Written instruction: Reproduce the mailing list excerpt from "On Wed, 21 Jun" to "and userspace drivers.", substituting "failures" for "resets".

Source passage:
----------
On Wed, 21 Jun 2023 13:28:34 -0300
André Almeida <andrealmeid@igalia.com> wrote:

> Em 21/06/2023 04:58, Pekka Paalanen escreveu:
> > On Tue, 20 Jun 2023 21:57:16 -0300
> > André Almeida <andrealmeid@igalia.com> wrote:
> >   
> >> Create a section that specifies how to deal with DRM device resets for
> >> kernel and userspace drivers.
> >>
> >> Signed-off-by: André Almeida <andrealmeid@igalia.com>  
> > 
> > Hi André,
> > 
> > nice to see this! I ended up giving lots of grammar comments, but I'm
> > not a native speaker. Generally it looks good to me.  
> 
> Thank you for your feedback :)
> 
> >   
> >> ---
> >>   Documentation/gpu/drm-uapi.rst | 65 ++++++++++++++++++++++++++++++++++
> >>   1 file changed, 65 insertions(+)
> >>
> >> diff --git a/Documentation/gpu/drm-uapi.rst b/Documentation/gpu/drm-uapi.rst
> >> index 65fb3036a580..da4f8a694d8d 100644
> >> --- a/Documentation/gpu/drm-uapi.rst
> >> +++ b/Documentation/gpu/drm-uapi.rst
> >> @@ -285,6 +285,71 @@ for GPU1 and GPU2 from different vendors, and a third handler for
> >>   mmapped regular files. Threads cause additional pain with signal
> >>   handling as well.
----------
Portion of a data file
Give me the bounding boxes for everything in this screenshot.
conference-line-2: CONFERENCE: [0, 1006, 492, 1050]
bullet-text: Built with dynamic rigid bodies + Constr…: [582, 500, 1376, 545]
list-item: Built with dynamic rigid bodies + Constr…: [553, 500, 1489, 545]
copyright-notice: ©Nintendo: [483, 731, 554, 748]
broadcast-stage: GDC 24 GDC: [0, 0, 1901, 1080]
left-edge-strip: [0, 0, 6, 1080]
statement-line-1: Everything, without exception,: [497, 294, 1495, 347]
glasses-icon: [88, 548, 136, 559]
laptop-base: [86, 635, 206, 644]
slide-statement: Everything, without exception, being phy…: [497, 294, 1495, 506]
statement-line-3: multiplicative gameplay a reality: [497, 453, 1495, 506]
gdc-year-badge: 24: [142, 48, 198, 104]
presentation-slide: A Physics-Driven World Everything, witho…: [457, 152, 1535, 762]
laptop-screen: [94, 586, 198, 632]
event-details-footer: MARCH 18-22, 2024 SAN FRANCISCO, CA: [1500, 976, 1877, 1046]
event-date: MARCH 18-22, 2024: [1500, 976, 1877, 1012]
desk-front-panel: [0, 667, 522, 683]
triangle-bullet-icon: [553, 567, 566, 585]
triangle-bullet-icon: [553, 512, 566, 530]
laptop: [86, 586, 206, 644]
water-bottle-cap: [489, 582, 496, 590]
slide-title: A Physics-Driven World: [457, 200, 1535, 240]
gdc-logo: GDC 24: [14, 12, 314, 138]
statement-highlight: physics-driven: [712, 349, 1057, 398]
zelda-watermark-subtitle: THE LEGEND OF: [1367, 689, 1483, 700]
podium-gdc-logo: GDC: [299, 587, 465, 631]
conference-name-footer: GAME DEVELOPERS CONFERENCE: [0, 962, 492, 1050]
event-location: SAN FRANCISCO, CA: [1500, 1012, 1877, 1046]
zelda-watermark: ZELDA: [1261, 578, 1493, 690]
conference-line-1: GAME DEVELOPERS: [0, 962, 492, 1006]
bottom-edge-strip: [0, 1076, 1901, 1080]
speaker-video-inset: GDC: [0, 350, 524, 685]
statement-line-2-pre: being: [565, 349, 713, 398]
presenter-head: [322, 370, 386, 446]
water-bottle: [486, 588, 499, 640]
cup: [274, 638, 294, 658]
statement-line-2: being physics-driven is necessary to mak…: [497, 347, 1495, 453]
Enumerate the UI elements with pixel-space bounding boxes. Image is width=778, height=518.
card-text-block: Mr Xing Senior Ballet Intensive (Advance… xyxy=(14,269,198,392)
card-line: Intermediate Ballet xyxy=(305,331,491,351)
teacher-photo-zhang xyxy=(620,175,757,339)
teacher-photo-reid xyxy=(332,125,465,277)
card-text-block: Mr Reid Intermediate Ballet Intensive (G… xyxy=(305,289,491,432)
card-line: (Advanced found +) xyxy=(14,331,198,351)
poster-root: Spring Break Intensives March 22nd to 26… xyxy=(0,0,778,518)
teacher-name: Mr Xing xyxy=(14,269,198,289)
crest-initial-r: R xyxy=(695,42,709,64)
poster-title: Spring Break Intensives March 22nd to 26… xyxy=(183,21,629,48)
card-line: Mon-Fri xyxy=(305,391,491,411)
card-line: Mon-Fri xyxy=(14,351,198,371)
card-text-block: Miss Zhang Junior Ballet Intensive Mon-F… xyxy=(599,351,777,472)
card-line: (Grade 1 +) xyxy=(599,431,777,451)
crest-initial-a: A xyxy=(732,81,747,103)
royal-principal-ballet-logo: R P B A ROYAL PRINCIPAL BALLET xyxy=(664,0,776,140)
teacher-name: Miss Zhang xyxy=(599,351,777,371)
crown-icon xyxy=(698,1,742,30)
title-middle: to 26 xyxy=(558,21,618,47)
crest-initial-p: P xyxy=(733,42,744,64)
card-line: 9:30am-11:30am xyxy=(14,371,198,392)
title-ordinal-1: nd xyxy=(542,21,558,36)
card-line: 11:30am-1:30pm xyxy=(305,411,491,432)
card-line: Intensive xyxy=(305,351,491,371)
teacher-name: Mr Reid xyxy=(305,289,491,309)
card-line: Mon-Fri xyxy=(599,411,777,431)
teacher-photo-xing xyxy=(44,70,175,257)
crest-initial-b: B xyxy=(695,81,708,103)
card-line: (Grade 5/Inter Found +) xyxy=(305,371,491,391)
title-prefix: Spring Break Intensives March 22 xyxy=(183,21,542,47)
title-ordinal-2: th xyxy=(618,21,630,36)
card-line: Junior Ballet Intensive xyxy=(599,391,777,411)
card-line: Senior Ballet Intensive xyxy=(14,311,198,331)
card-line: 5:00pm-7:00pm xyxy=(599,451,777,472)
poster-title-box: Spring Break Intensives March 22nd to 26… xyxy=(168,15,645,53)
----------
Response:
On Wed, 21 Jun 2023 13:28:34 -0300
André Almeida <andrealmeid@igalia.com> wrote:

> Em 21/06/2023 04:58, Pekka Paalanen escreveu:
> > On Tue, 20 Jun 2023 21:57:16 -0300
> > André Almeida <andrealmeid@igalia.com> wrote:
> >   
> >> Create a section that specifies how to deal with DRM device failures for
> >> kernel and userspace drivers.